Each record below is to be copied word for word, with pictures removed.

▶

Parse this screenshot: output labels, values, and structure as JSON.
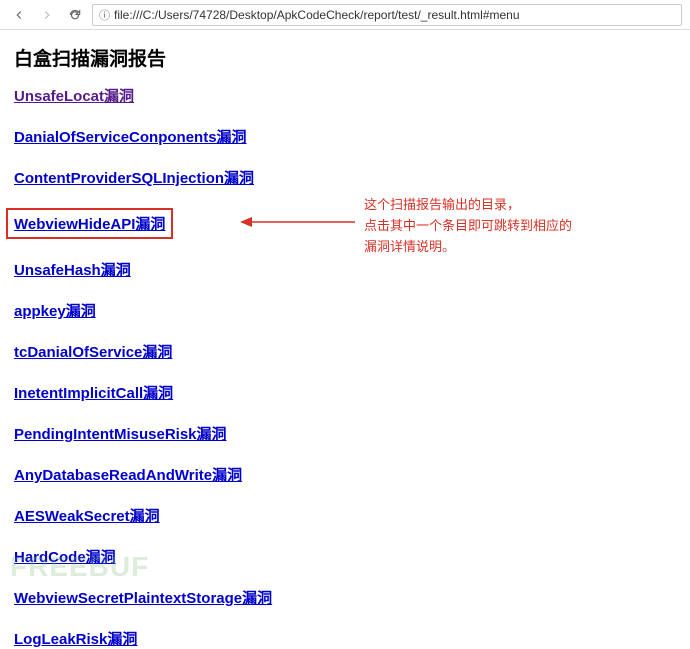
{
  "toolbar": {
    "url": "file:///C:/Users/74728/Desktop/ApkCodeCheck/report/test/_result.html#menu"
  },
  "page": {
    "title": "白盒扫描漏洞报告"
  },
  "links": [
    {
      "label": "UnsafeLocat漏洞",
      "visited": true,
      "highlighted": false
    },
    {
      "label": "DanialOfServiceConponents漏洞",
      "visited": false,
      "highlighted": false
    },
    {
      "label": "ContentProviderSQLInjection漏洞",
      "visited": false,
      "highlighted": false
    },
    {
      "label": "WebviewHideAPI漏洞",
      "visited": false,
      "highlighted": true
    },
    {
      "label": "UnsafeHash漏洞",
      "visited": false,
      "highlighted": false
    },
    {
      "label": "appkey漏洞",
      "visited": false,
      "highlighted": false
    },
    {
      "label": "tcDanialOfService漏洞",
      "visited": false,
      "highlighted": false
    },
    {
      "label": "InetentImplicitCall漏洞",
      "visited": false,
      "highlighted": false
    },
    {
      "label": "PendingIntentMisuseRisk漏洞",
      "visited": false,
      "highlighted": false
    },
    {
      "label": "AnyDatabaseReadAndWrite漏洞",
      "visited": false,
      "highlighted": false
    },
    {
      "label": "AESWeakSecret漏洞",
      "visited": false,
      "highlighted": false
    },
    {
      "label": "HardCode漏洞",
      "visited": false,
      "highlighted": false
    },
    {
      "label": "WebviewSecretPlaintextStorage漏洞",
      "visited": false,
      "highlighted": false
    },
    {
      "label": "LogLeakRisk漏洞",
      "visited": false,
      "highlighted": false
    }
  ],
  "annotation": {
    "line1": "这个扫描报告输出的目录，",
    "line2": "点击其中一个条目即可跳转到相应的",
    "line3": "漏洞详情说明。"
  },
  "watermark": "FREEBUF"
}
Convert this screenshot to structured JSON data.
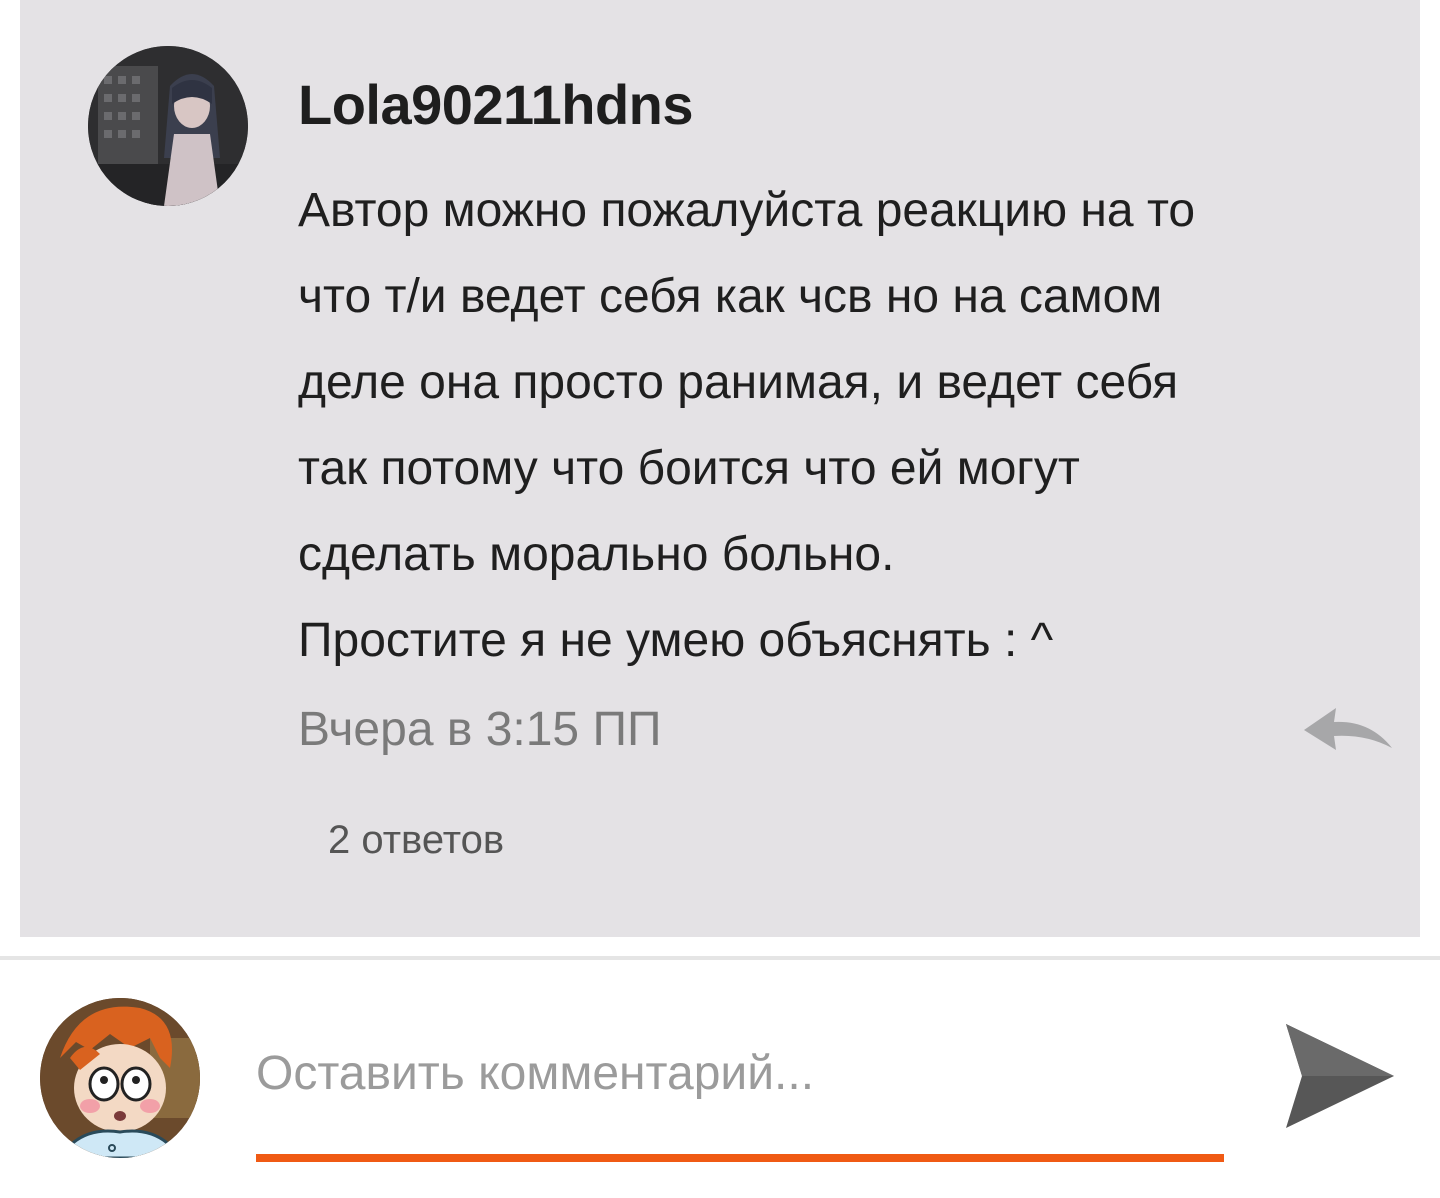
{
  "comment": {
    "username": "Lola90211hdns",
    "text": "Автор можно пожалуйста реакцию на то\nчто т/и ведет себя как чсв но на самом\nделе она просто ранимая, и ведет себя\nтак потому что боится что ей могут\nсделать морально больно.\nПростите я не умею объяснять : ^",
    "timestamp": "Вчера в 3:15 ПП",
    "replies_label": "2 ответов",
    "reply_icon": "reply-arrow-icon"
  },
  "composer": {
    "placeholder": "Оставить комментарий...",
    "value": "",
    "send_icon": "send-icon",
    "accent_color": "#f05a14"
  },
  "colors": {
    "card_background": "#e4e2e5",
    "text_primary": "#1f1f1f",
    "text_secondary": "#7a7a7a"
  }
}
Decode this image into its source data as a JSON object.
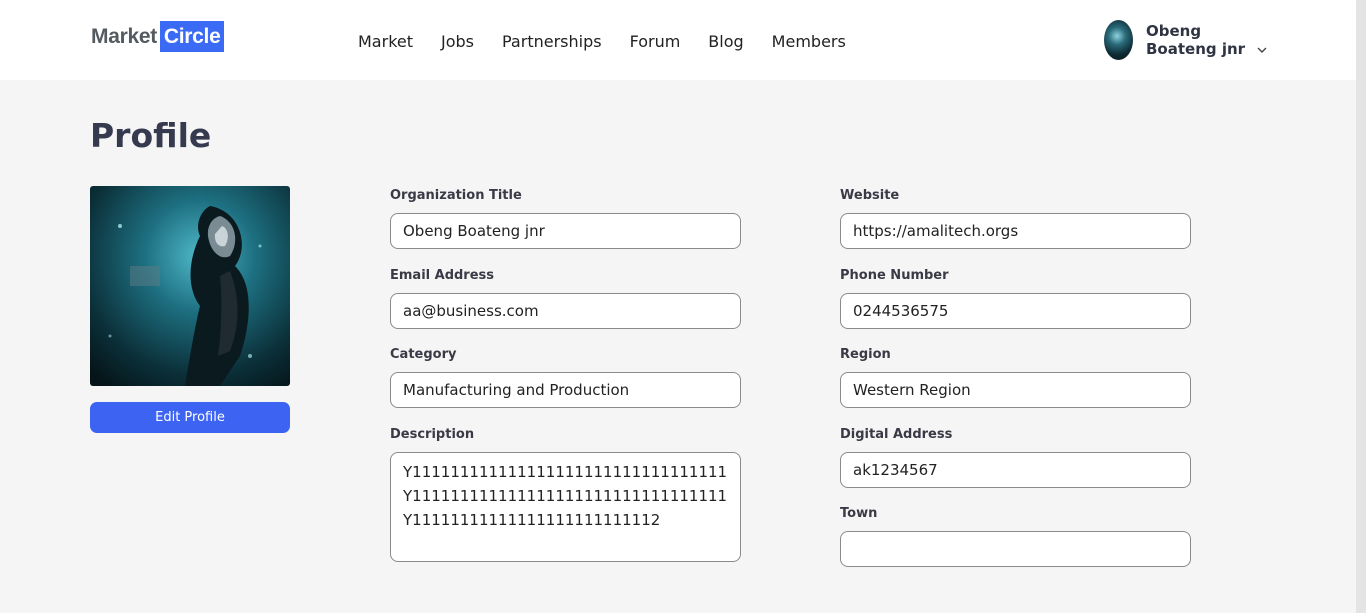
{
  "brand": {
    "part1": "Market",
    "part2": "Circle",
    "accent": "#3b6bf5"
  },
  "nav": {
    "items": [
      "Market",
      "Jobs",
      "Partnerships",
      "Forum",
      "Blog",
      "Members"
    ]
  },
  "user": {
    "name_line1": "Obeng",
    "name_line2": "Boateng jnr",
    "avatar_icon": "avatar-photo",
    "menu_icon": "chevron-down-icon"
  },
  "page": {
    "title": "Profile"
  },
  "profile": {
    "photo_icon": "profile-photo",
    "edit_label": "Edit Profile",
    "button_color": "#3d63f2"
  },
  "fields": {
    "organization_title": {
      "label": "Organization Title",
      "value": "Obeng Boateng jnr"
    },
    "email": {
      "label": "Email Address",
      "value": "aa@business.com"
    },
    "category": {
      "label": "Category",
      "value": "Manufacturing and Production"
    },
    "description": {
      "label": "Description",
      "lines": [
        "Y111111111111111111111111111111111111",
        "Y111111111111111111111111111111111111",
        "Y11111111111111111111111112"
      ]
    },
    "website": {
      "label": "Website",
      "value": "https://amalitech.orgs"
    },
    "phone": {
      "label": "Phone Number",
      "value": "0244536575"
    },
    "region": {
      "label": "Region",
      "value": "Western Region"
    },
    "digital_address": {
      "label": "Digital Address",
      "value": "ak1234567"
    },
    "town": {
      "label": "Town",
      "value": ""
    }
  }
}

◀

> [WRITTEN SOLUTION]:
Parse this screenshot: output labels, values, and structure as JSON.
{
  "toolbar": {
    "url": "file:///C:/Users/74728/Desktop/ApkCodeCheck/report/test/_result.html#menu"
  },
  "page": {
    "title": "白盒扫描漏洞报告"
  },
  "links": [
    {
      "label": "UnsafeLocat漏洞",
      "visited": true,
      "highlighted": false
    },
    {
      "label": "DanialOfServiceConponents漏洞",
      "visited": false,
      "highlighted": false
    },
    {
      "label": "ContentProviderSQLInjection漏洞",
      "visited": false,
      "highlighted": false
    },
    {
      "label": "WebviewHideAPI漏洞",
      "visited": false,
      "highlighted": true
    },
    {
      "label": "UnsafeHash漏洞",
      "visited": false,
      "highlighted": false
    },
    {
      "label": "appkey漏洞",
      "visited": false,
      "highlighted": false
    },
    {
      "label": "tcDanialOfService漏洞",
      "visited": false,
      "highlighted": false
    },
    {
      "label": "InetentImplicitCall漏洞",
      "visited": false,
      "highlighted": false
    },
    {
      "label": "PendingIntentMisuseRisk漏洞",
      "visited": false,
      "highlighted": false
    },
    {
      "label": "AnyDatabaseReadAndWrite漏洞",
      "visited": false,
      "highlighted": false
    },
    {
      "label": "AESWeakSecret漏洞",
      "visited": false,
      "highlighted": false
    },
    {
      "label": "HardCode漏洞",
      "visited": false,
      "highlighted": false
    },
    {
      "label": "WebviewSecretPlaintextStorage漏洞",
      "visited": false,
      "highlighted": false
    },
    {
      "label": "LogLeakRisk漏洞",
      "visited": false,
      "highlighted": false
    }
  ],
  "annotation": {
    "line1": "这个扫描报告输出的目录，",
    "line2": "点击其中一个条目即可跳转到相应的",
    "line3": "漏洞详情说明。"
  },
  "watermark": "FREEBUF"
}
Convert this screenshot to structured JSON data.
{
  "comment": {
    "username": "Lola90211hdns",
    "text": "Автор можно пожалуйста реакцию на то\nчто т/и ведет себя как чсв но на самом\nделе она просто ранимая, и ведет себя\nтак потому что боится что ей могут\nсделать морально больно.\nПростите я не умею объяснять : ^",
    "timestamp": "Вчера в 3:15 ПП",
    "replies_label": "2 ответов",
    "reply_icon": "reply-arrow-icon"
  },
  "composer": {
    "placeholder": "Оставить комментарий...",
    "value": "",
    "send_icon": "send-icon",
    "accent_color": "#f05a14"
  },
  "colors": {
    "card_background": "#e4e2e5",
    "text_primary": "#1f1f1f",
    "text_secondary": "#7a7a7a"
  }
}
Decode this image into its source data as a JSON object.
{
  "brand": {
    "part1": "Market",
    "part2": "Circle",
    "accent": "#3b6bf5"
  },
  "nav": {
    "items": [
      "Market",
      "Jobs",
      "Partnerships",
      "Forum",
      "Blog",
      "Members"
    ]
  },
  "user": {
    "name_line1": "Obeng",
    "name_line2": "Boateng jnr",
    "avatar_icon": "avatar-photo",
    "menu_icon": "chevron-down-icon"
  },
  "page": {
    "title": "Profile"
  },
  "profile": {
    "photo_icon": "profile-photo",
    "edit_label": "Edit Profile",
    "button_color": "#3d63f2"
  },
  "fields": {
    "organization_title": {
      "label": "Organization Title",
      "value": "Obeng Boateng jnr"
    },
    "email": {
      "label": "Email Address",
      "value": "aa@business.com"
    },
    "category": {
      "label": "Category",
      "value": "Manufacturing and Production"
    },
    "description": {
      "label": "Description",
      "lines": [
        "Y111111111111111111111111111111111111",
        "Y111111111111111111111111111111111111",
        "Y11111111111111111111111112"
      ]
    },
    "website": {
      "label": "Website",
      "value": "https://amalitech.orgs"
    },
    "phone": {
      "label": "Phone Number",
      "value": "0244536575"
    },
    "region": {
      "label": "Region",
      "value": "Western Region"
    },
    "digital_address": {
      "label": "Digital Address",
      "value": "ak1234567"
    },
    "town": {
      "label": "Town",
      "value": ""
    }
  }
}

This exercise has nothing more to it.